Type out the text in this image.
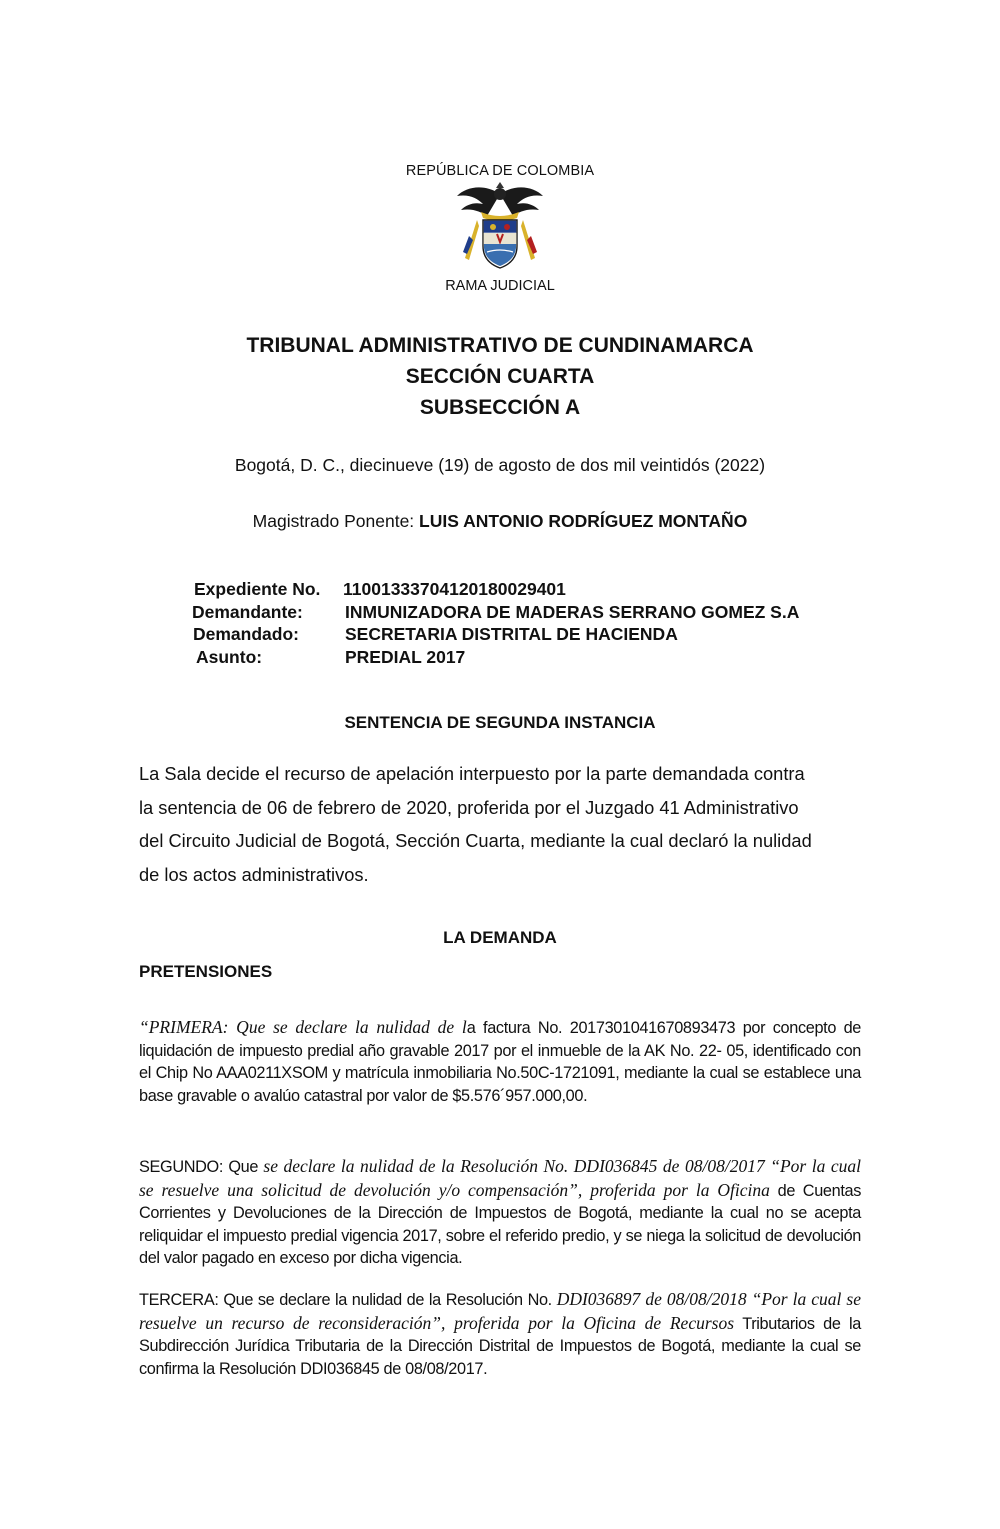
REPÚBLICA DE COLOMBIA
RAMA JUDICIAL
TRIBUNAL ADMINISTRATIVO DE CUNDINAMARCA
SECCIÓN CUARTA
SUBSECCIÓN A
Bogotá, D. C., diecinueve (19) de agosto de dos mil veintidós (2022)
Magistrado Ponente: LUIS ANTONIO RODRÍGUEZ MONTAÑO
Expediente No. 11001333704120180029401
Demandante: INMUNIZADORA DE MADERAS SERRANO GOMEZ S.A
Demandado:	SECRETARIA DISTRITAL DE HACIENDA
Asunto:	PREDIAL 2017
SENTENCIA DE SEGUNDA INSTANCIA
La Sala decide el recurso de apelación interpuesto por la parte demandada contra
la sentencia de 06 de febrero de 2020, proferida por el Juzgado 41 Administrativo
del Circuito Judicial de Bogotá, Sección Cuarta, mediante la cual declaró la nulidad
de los actos administrativos.
LA DEMANDA
PRETENSIONES
“PRIMERA: Que se declare la nulidad de la factura No. 2017301041670893473 por concepto de liquidación de impuesto predial año gravable 2017 por el inmueble de la AK No. 22- 05, identificado con el Chip No AAA0211XSOM y matrícula inmobiliaria No.50C-1721091, mediante la cual se establece una base gravable o avalúo catastral por valor de $5.576´957.000,00.
SEGUNDO: Que se declare la nulidad de la Resolución No. DDI036845 de 08/08/2017 “Por la cual se resuelve una solicitud de devolución y/o compensación”, proferida por la Oficina de Cuentas Corrientes y Devoluciones de la Dirección de Impuestos de Bogotá, mediante la cual no se acepta reliquidar el impuesto predial vigencia 2017, sobre el referido predio, y se niega la solicitud de devolución del valor pagado en exceso por dicha vigencia.
TERCERA: Que se declare la nulidad de la Resolución No. DDI036897 de 08/08/2018 “Por la cual se resuelve un recurso de reconsideración”, proferida por la Oficina de Recursos Tributarios de la Subdirección Jurídica Tributaria de la Dirección Distrital de Impuestos de Bogotá, mediante la cual se confirma la Resolución DDI036845 de 08/08/2017.
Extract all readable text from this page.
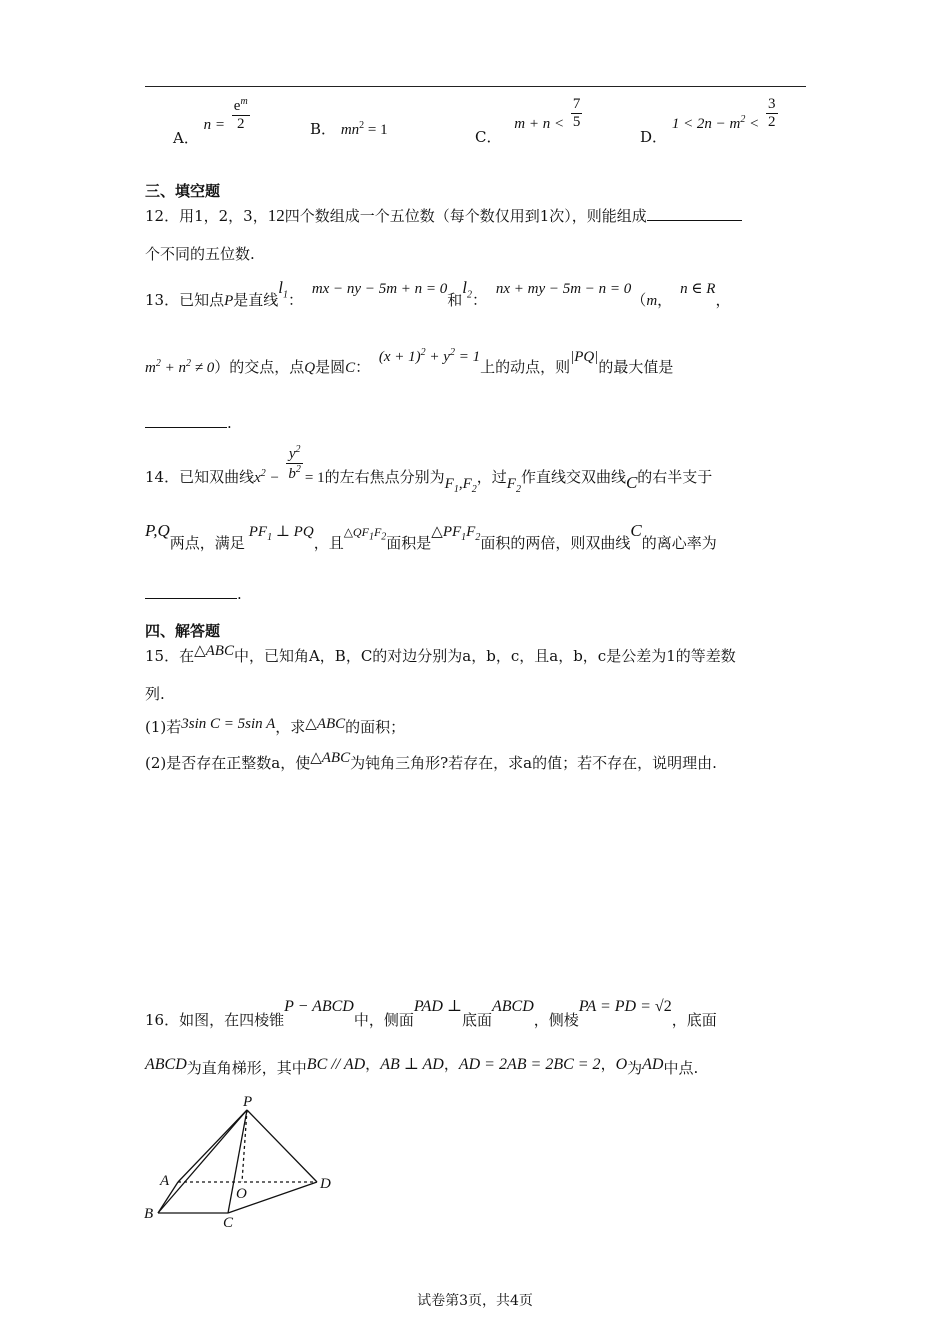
A． $n = \frac{e^m}{2}$	B． $mn^2 = 1$	C． $m + n < \frac{7}{5}$
D． $1 < 2n - m^2 < \frac{3}{2}$
三、填空题
12．用1，2，3，12四个数组成一个五位数（每个数仅用到1次），则能组成
个不同的五位数.
13．已知点P是直线$l_1$： mx − ny − 5m + n = 0和$l_2$： nx + my − 5m − n = 0（m，n ∈ R，
$m^2 + n^2 \ne 0$）的交点，点Q是圆C： $(x + 1)^2 + y^2 = 1$上的动点，则|PQ|的最大值是
.
14．已知双曲线$x^2 - \frac{y^2}{b^2} = 1$的左右焦点分别为$F_1,F_2$，过$F_2$作直线交双曲线C的右半支于
P,Q两点，满足$PF_1$ ⊥ PQ，且$\triangle QF_1F_2$面积是$\triangle PF_1F_2$面积的两倍，则双曲线C的离心率为
.
四、解答题
15．在△ABC中，已知角A，B，C的对边分别为a，b，c，且a，b，c是公差为1的等差数
列.
(1)若3sin C = 5sin A，求△ABC的面积；
(2)是否存在正整数a，使△ABC为钝角三角形?若存在，求a的值；若不存在，说明理由.
16．如图，在四棱锥P − ABCD中，侧面PAD ⊥底面ABCD，侧棱PA = PD = √2，底面
ABCD为直角梯形，其中BC // AD，AB ⊥ AD，AD = 2AB = 2BC = 2，O为AD中点.
P
A
B
C
D
O
试卷第3页，共4页
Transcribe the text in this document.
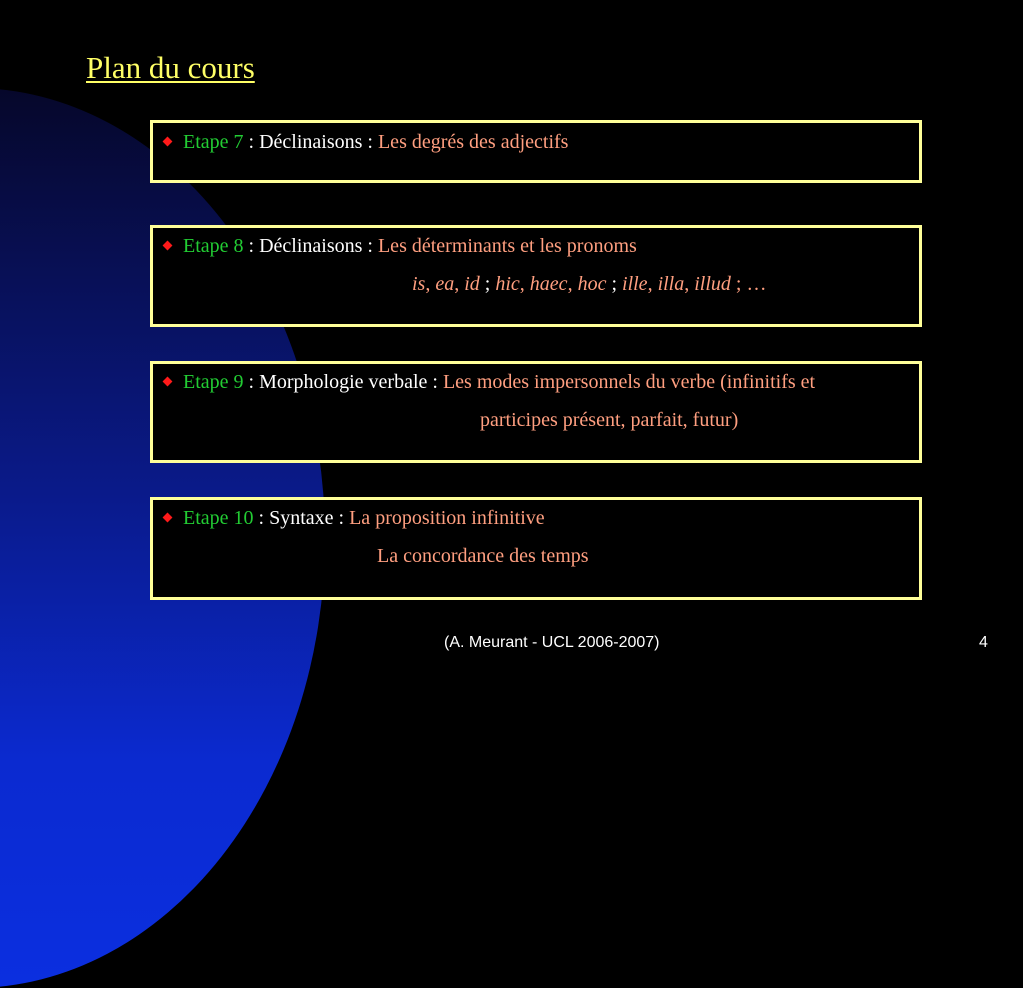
Plan du cours
Etape 7 : Déclinaisons : Les degrés des adjectifs
Etape 8 : Déclinaisons : Les déterminants et les pronoms
is, ea, id ; hic, haec, hoc ; ille, illa, illud ; …
Etape 9 : Morphologie verbale : Les modes impersonnels du verbe (infinitifs et
participes présent, parfait, futur)
Etape 10 : Syntaxe : La proposition infinitive
La concordance des temps
(A. Meurant - UCL 2006-2007)	4
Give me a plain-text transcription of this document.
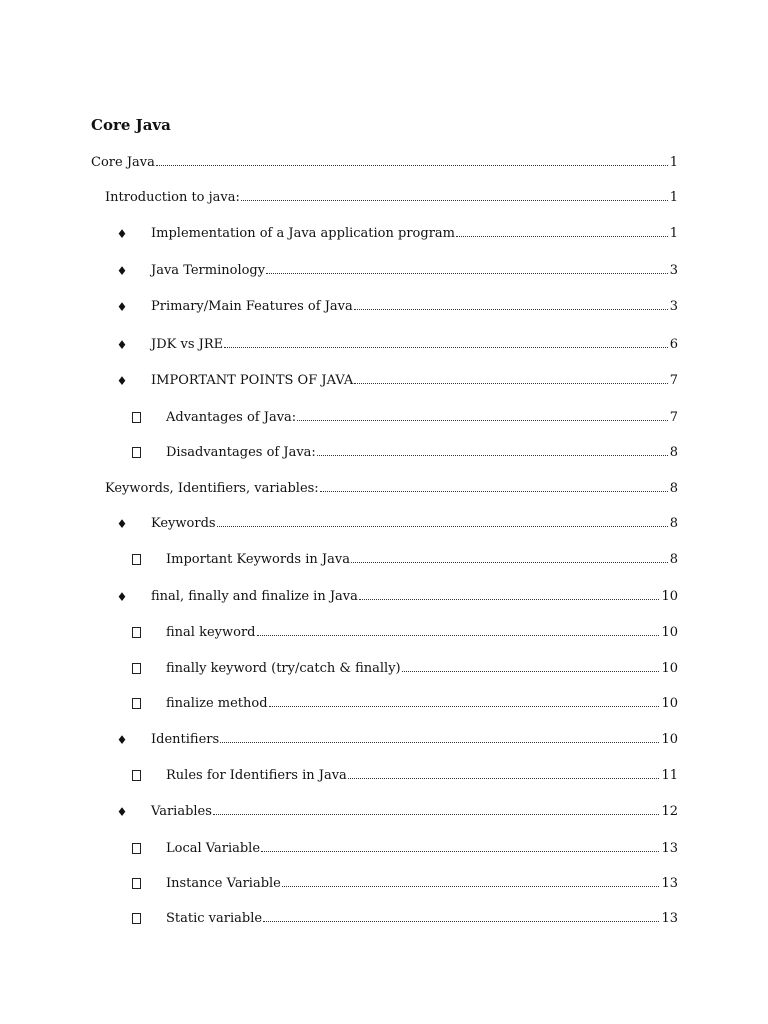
Core Java
Core Java	1
Introduction to java:	1
Implementation of a Java application program	1
♦
Java Terminology	3
♦
Primary/Main Features of Java	3
♦
JDK vs JRE	6
♦
IMPORTANT POINTS OF JAVA	7
♦
Advantages of Java:	7
Disadvantages of Java:	8
Keywords, Identifiers, variables:	8
Keywords	8
♦
Important Keywords in Java	8
final, finally and finalize in Java	10
♦
final keyword	10
finally keyword (try/catch & finally)	10
finalize method	10
Identifiers	10
♦
Rules for Identifiers in Java	11
Variables	12
♦
Local Variable	13
Instance Variable	13
Static variable	13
# # #
Repeat every record above exactly, but leave out any pictures.

Type out the text in this image.
REPÚBLICA DE COLOMBIA
RAMA JUDICIAL
TRIBUNAL ADMINISTRATIVO DE CUNDINAMARCA
SECCIÓN CUARTA
SUBSECCIÓN A
Bogotá, D. C., diecinueve (19) de agosto de dos mil veintidós (2022)
Magistrado Ponente: LUIS ANTONIO RODRÍGUEZ MONTAÑO
Expediente No. 11001333704120180029401
Demandante: INMUNIZADORA DE MADERAS SERRANO GOMEZ S.A
Demandado:	SECRETARIA DISTRITAL DE HACIENDA
Asunto:	PREDIAL 2017
SENTENCIA DE SEGUNDA INSTANCIA
La Sala decide el recurso de apelación interpuesto por la parte demandada contra
la sentencia de 06 de febrero de 2020, proferida por el Juzgado 41 Administrativo
del Circuito Judicial de Bogotá, Sección Cuarta, mediante la cual declaró la nulidad
de los actos administrativos.
LA DEMANDA
PRETENSIONES
“PRIMERA: Que se declare la nulidad de la factura No. 2017301041670893473 por concepto de liquidación de impuesto predial año gravable 2017 por el inmueble de la AK No. 22- 05, identificado con el Chip No AAA0211XSOM y matrícula inmobiliaria No.50C-1721091, mediante la cual se establece una base gravable o avalúo catastral por valor de $5.576´957.000,00.
SEGUNDO: Que se declare la nulidad de la Resolución No. DDI036845 de 08/08/2017 “Por la cual se resuelve una solicitud de devolución y/o compensación”, proferida por la Oficina de Cuentas Corrientes y Devoluciones de la Dirección de Impuestos de Bogotá, mediante la cual no se acepta reliquidar el impuesto predial vigencia 2017, sobre el referido predio, y se niega la solicitud de devolución del valor pagado en exceso por dicha vigencia.
TERCERA: Que se declare la nulidad de la Resolución No. DDI036897 de 08/08/2018 “Por la cual se resuelve un recurso de reconsideración”, proferida por la Oficina de Recursos Tributarios de la Subdirección Jurídica Tributaria de la Dirección Distrital de Impuestos de Bogotá, mediante la cual se confirma la Resolución DDI036845 de 08/08/2017.
Extract all readable text from this page.
A． $n = \frac{e^m}{2}$	B． $mn^2 = 1$	C． $m + n < \frac{7}{5}$
D． $1 < 2n - m^2 < \frac{3}{2}$
三、填空题
12．用1，2，3，12四个数组成一个五位数（每个数仅用到1次），则能组成
个不同的五位数.
13．已知点P是直线$l_1$： mx − ny − 5m + n = 0和$l_2$： nx + my − 5m − n = 0（m，n ∈ R，
$m^2 + n^2 \ne 0$）的交点，点Q是圆C： $(x + 1)^2 + y^2 = 1$上的动点，则|PQ|的最大值是
.
14．已知双曲线$x^2 - \frac{y^2}{b^2} = 1$的左右焦点分别为$F_1,F_2$，过$F_2$作直线交双曲线C的右半支于
P,Q两点，满足$PF_1$ ⊥ PQ，且$\triangle QF_1F_2$面积是$\triangle PF_1F_2$面积的两倍，则双曲线C的离心率为
.
四、解答题
15．在△ABC中，已知角A，B，C的对边分别为a，b，c，且a，b，c是公差为1的等差数
列.
(1)若3sin C = 5sin A，求△ABC的面积；
(2)是否存在正整数a，使△ABC为钝角三角形?若存在，求a的值；若不存在，说明理由.
16．如图，在四棱锥P − ABCD中，侧面PAD ⊥底面ABCD，侧棱PA = PD = √2，底面
ABCD为直角梯形，其中BC // AD，AB ⊥ AD，AD = 2AB = 2BC = 2，O为AD中点.
P
A
B
C
D
O
试卷第3页，共4页
Transcribe the text in this document.
Plan du cours
Etape 7 : Déclinaisons : Les degrés des adjectifs
Etape 8 : Déclinaisons : Les déterminants et les pronoms
is, ea, id ; hic, haec, hoc ; ille, illa, illud ; …
Etape 9 : Morphologie verbale : Les modes impersonnels du verbe (infinitifs et
participes présent, parfait, futur)
Etape 10 : Syntaxe : La proposition infinitive
La concordance des temps
(A. Meurant - UCL 2006-2007)	4
Give me a plain-text transcription of this document.
Core Java
Core Java	1
Introduction to java:	1
Implementation of a Java application program	1
♦
Java Terminology	3
♦
Primary/Main Features of Java	3
♦
JDK vs JRE	6
♦
IMPORTANT POINTS OF JAVA	7
♦
Advantages of Java:	7
Disadvantages of Java:	8
Keywords, Identifiers, variables:	8
Keywords	8
♦
Important Keywords in Java	8
final, finally and finalize in Java	10
♦
final keyword	10
finally keyword (try/catch & finally)	10
finalize method	10
Identifiers	10
♦
Rules for Identifiers in Java	11
Variables	12
♦
Local Variable	13
Instance Variable	13
Static variable	13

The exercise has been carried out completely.